# start of RECORDS SHOWN

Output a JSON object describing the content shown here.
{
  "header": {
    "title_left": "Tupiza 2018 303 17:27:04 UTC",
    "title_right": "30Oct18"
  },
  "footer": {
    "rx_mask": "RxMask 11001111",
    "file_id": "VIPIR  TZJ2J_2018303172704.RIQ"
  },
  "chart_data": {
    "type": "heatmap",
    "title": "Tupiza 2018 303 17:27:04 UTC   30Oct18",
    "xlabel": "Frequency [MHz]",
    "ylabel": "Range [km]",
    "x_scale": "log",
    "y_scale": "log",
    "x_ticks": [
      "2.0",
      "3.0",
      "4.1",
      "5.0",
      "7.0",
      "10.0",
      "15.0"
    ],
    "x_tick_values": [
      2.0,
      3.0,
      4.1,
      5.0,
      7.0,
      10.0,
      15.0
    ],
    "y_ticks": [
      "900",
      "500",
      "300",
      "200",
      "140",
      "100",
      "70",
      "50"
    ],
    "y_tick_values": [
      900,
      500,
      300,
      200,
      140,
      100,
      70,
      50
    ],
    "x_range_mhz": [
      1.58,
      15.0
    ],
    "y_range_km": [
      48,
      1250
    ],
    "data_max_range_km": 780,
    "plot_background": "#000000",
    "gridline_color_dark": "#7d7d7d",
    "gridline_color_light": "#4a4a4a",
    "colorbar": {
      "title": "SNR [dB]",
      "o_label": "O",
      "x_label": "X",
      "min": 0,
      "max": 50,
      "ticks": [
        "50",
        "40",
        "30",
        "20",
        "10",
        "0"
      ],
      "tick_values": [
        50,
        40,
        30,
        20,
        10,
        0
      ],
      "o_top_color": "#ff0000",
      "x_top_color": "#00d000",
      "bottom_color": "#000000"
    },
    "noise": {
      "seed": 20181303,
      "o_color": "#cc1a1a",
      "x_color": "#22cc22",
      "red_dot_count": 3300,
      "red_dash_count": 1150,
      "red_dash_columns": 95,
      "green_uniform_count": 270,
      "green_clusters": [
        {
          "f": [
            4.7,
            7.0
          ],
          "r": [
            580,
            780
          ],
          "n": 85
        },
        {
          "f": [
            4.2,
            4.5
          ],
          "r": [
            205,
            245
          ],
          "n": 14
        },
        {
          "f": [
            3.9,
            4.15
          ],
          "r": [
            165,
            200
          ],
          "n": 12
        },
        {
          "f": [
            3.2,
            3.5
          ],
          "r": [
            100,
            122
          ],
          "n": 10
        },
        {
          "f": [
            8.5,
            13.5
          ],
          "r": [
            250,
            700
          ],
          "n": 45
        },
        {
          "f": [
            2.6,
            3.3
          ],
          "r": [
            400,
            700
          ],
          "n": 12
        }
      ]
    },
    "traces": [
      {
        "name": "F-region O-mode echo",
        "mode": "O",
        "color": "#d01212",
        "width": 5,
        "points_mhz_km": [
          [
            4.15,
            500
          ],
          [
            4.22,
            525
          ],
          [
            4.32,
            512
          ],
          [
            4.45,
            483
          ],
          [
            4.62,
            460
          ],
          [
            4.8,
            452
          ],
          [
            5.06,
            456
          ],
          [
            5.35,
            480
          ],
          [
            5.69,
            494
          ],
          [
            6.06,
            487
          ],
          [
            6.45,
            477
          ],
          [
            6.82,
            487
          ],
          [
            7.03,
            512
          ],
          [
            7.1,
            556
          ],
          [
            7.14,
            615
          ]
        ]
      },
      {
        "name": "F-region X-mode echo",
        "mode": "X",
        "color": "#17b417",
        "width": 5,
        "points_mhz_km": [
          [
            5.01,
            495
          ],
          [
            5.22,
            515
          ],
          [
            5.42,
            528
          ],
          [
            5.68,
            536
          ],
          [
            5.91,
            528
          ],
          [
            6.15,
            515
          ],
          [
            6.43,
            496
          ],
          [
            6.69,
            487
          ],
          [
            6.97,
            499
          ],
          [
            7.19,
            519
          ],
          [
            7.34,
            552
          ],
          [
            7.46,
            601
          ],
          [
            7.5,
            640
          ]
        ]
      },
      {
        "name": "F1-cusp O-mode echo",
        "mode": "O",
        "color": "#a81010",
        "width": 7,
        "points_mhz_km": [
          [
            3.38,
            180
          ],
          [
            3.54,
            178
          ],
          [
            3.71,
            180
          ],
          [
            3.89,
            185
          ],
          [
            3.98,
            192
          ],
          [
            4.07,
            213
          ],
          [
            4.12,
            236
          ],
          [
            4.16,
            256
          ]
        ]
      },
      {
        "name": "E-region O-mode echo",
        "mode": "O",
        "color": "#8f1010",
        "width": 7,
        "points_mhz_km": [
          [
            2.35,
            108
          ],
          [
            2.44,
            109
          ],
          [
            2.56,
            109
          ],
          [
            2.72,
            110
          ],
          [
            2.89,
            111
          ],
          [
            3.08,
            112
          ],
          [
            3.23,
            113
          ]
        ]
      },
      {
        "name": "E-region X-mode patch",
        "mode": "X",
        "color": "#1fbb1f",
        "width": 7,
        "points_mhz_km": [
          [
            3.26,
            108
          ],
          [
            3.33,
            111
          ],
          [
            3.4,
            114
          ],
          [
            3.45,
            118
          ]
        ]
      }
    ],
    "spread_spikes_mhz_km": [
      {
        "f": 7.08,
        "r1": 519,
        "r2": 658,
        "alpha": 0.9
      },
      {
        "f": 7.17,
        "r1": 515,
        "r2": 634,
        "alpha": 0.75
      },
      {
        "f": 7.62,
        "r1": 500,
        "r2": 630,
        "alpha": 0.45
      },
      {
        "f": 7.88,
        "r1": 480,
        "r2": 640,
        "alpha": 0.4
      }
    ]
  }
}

# end of RECORDS SHOWN

■ **THE TASK**:
Copy each entry exactly, with nothing added or dropped.

■ **ANSWER TO THIS TASK**:
Output a JSON object describing the content shown here.
{
  "header": {
    "title_left": "Tupiza 2018 303 17:27:04 UTC",
    "title_right": "30Oct18"
  },
  "footer": {
    "rx_mask": "RxMask 11001111",
    "file_id": "VIPIR  TZJ2J_2018303172704.RIQ"
  },
  "chart_data": {
    "type": "heatmap",
    "title": "Tupiza 2018 303 17:27:04 UTC   30Oct18",
    "xlabel": "Frequency [MHz]",
    "ylabel": "Range [km]",
    "x_scale": "log",
    "y_scale": "log",
    "x_ticks": [
      "2.0",
      "3.0",
      "4.1",
      "5.0",
      "7.0",
      "10.0",
      "15.0"
    ],
    "x_tick_values": [
      2.0,
      3.0,
      4.1,
      5.0,
      7.0,
      10.0,
      15.0
    ],
    "y_ticks": [
      "900",
      "500",
      "300",
      "200",
      "140",
      "100",
      "70",
      "50"
    ],
    "y_tick_values": [
      900,
      500,
      300,
      200,
      140,
      100,
      70,
      50
    ],
    "x_range_mhz": [
      1.58,
      15.0
    ],
    "y_range_km": [
      48,
      1250
    ],
    "data_max_range_km": 780,
    "plot_background": "#000000",
    "gridline_color_dark": "#7d7d7d",
    "gridline_color_light": "#4a4a4a",
    "colorbar": {
      "title": "SNR [dB]",
      "o_label": "O",
      "x_label": "X",
      "min": 0,
      "max": 50,
      "ticks": [
        "50",
        "40",
        "30",
        "20",
        "10",
        "0"
      ],
      "tick_values": [
        50,
        40,
        30,
        20,
        10,
        0
      ],
      "o_top_color": "#ff0000",
      "x_top_color": "#00d000",
      "bottom_color": "#000000"
    },
    "noise": {
      "seed": 20181303,
      "o_color": "#cc1a1a",
      "x_color": "#22cc22",
      "red_dot_count": 3300,
      "red_dash_count": 1150,
      "red_dash_columns": 95,
      "green_uniform_count": 270,
      "green_clusters": [
        {
          "f": [
            4.7,
            7.0
          ],
          "r": [
            580,
            780
          ],
          "n": 85
        },
        {
          "f": [
            4.2,
            4.5
          ],
          "r": [
            205,
            245
          ],
          "n": 14
        },
        {
          "f": [
            3.9,
            4.15
          ],
          "r": [
            165,
            200
          ],
          "n": 12
        },
        {
          "f": [
            3.2,
            3.5
          ],
          "r": [
            100,
            122
          ],
          "n": 10
        },
        {
          "f": [
            8.5,
            13.5
          ],
          "r": [
            250,
            700
          ],
          "n": 45
        },
        {
          "f": [
            2.6,
            3.3
          ],
          "r": [
            400,
            700
          ],
          "n": 12
        }
      ]
    },
    "traces": [
      {
        "name": "F-region O-mode echo",
        "mode": "O",
        "color": "#d01212",
        "width": 5,
        "points_mhz_km": [
          [
            4.15,
            500
          ],
          [
            4.22,
            525
          ],
          [
            4.32,
            512
          ],
          [
            4.45,
            483
          ],
          [
            4.62,
            460
          ],
          [
            4.8,
            452
          ],
          [
            5.06,
            456
          ],
          [
            5.35,
            480
          ],
          [
            5.69,
            494
          ],
          [
            6.06,
            487
          ],
          [
            6.45,
            477
          ],
          [
            6.82,
            487
          ],
          [
            7.03,
            512
          ],
          [
            7.1,
            556
          ],
          [
            7.14,
            615
          ]
        ]
      },
      {
        "name": "F-region X-mode echo",
        "mode": "X",
        "color": "#17b417",
        "width": 5,
        "points_mhz_km": [
          [
            5.01,
            495
          ],
          [
            5.22,
            515
          ],
          [
            5.42,
            528
          ],
          [
            5.68,
            536
          ],
          [
            5.91,
            528
          ],
          [
            6.15,
            515
          ],
          [
            6.43,
            496
          ],
          [
            6.69,
            487
          ],
          [
            6.97,
            499
          ],
          [
            7.19,
            519
          ],
          [
            7.34,
            552
          ],
          [
            7.46,
            601
          ],
          [
            7.5,
            640
          ]
        ]
      },
      {
        "name": "F1-cusp O-mode echo",
        "mode": "O",
        "color": "#a81010",
        "width": 7,
        "points_mhz_km": [
          [
            3.38,
            180
          ],
          [
            3.54,
            178
          ],
          [
            3.71,
            180
          ],
          [
            3.89,
            185
          ],
          [
            3.98,
            192
          ],
          [
            4.07,
            213
          ],
          [
            4.12,
            236
          ],
          [
            4.16,
            256
          ]
        ]
      },
      {
        "name": "E-region O-mode echo",
        "mode": "O",
        "color": "#8f1010",
        "width": 7,
        "points_mhz_km": [
          [
            2.35,
            108
          ],
          [
            2.44,
            109
          ],
          [
            2.56,
            109
          ],
          [
            2.72,
            110
          ],
          [
            2.89,
            111
          ],
          [
            3.08,
            112
          ],
          [
            3.23,
            113
          ]
        ]
      },
      {
        "name": "E-region X-mode patch",
        "mode": "X",
        "color": "#1fbb1f",
        "width": 7,
        "points_mhz_km": [
          [
            3.26,
            108
          ],
          [
            3.33,
            111
          ],
          [
            3.4,
            114
          ],
          [
            3.45,
            118
          ]
        ]
      }
    ],
    "spread_spikes_mhz_km": [
      {
        "f": 7.08,
        "r1": 519,
        "r2": 658,
        "alpha": 0.9
      },
      {
        "f": 7.17,
        "r1": 515,
        "r2": 634,
        "alpha": 0.75
      },
      {
        "f": 7.62,
        "r1": 500,
        "r2": 630,
        "alpha": 0.45
      },
      {
        "f": 7.88,
        "r1": 480,
        "r2": 640,
        "alpha": 0.4
      }
    ]
  }
}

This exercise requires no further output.